## AIM
Make an exact copy of the lines below.

Records that describe figures
'''
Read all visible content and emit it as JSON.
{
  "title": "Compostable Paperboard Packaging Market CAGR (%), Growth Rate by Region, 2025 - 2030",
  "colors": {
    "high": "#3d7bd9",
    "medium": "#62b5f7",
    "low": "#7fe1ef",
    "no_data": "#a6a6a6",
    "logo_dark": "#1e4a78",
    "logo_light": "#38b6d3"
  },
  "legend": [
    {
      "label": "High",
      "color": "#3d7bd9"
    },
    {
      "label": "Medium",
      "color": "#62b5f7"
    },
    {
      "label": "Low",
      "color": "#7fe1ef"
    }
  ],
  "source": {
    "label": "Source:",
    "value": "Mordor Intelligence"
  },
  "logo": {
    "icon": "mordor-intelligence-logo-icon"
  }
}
'''
## THE RESPONSE
Read all visible content and emit it as JSON.
{
  "title": "Compostable Paperboard Packaging Market CAGR (%), Growth Rate by Region, 2025 - 2030",
  "colors": {
    "high": "#3d7bd9",
    "medium": "#62b5f7",
    "low": "#7fe1ef",
    "no_data": "#a6a6a6",
    "logo_dark": "#1e4a78",
    "logo_light": "#38b6d3"
  },
  "legend": [
    {
      "label": "High",
      "color": "#3d7bd9"
    },
    {
      "label": "Medium",
      "color": "#62b5f7"
    },
    {
      "label": "Low",
      "color": "#7fe1ef"
    }
  ],
  "source": {
    "label": "Source:",
    "value": "Mordor Intelligence"
  },
  "logo": {
    "icon": "mordor-intelligence-logo-icon"
  }
}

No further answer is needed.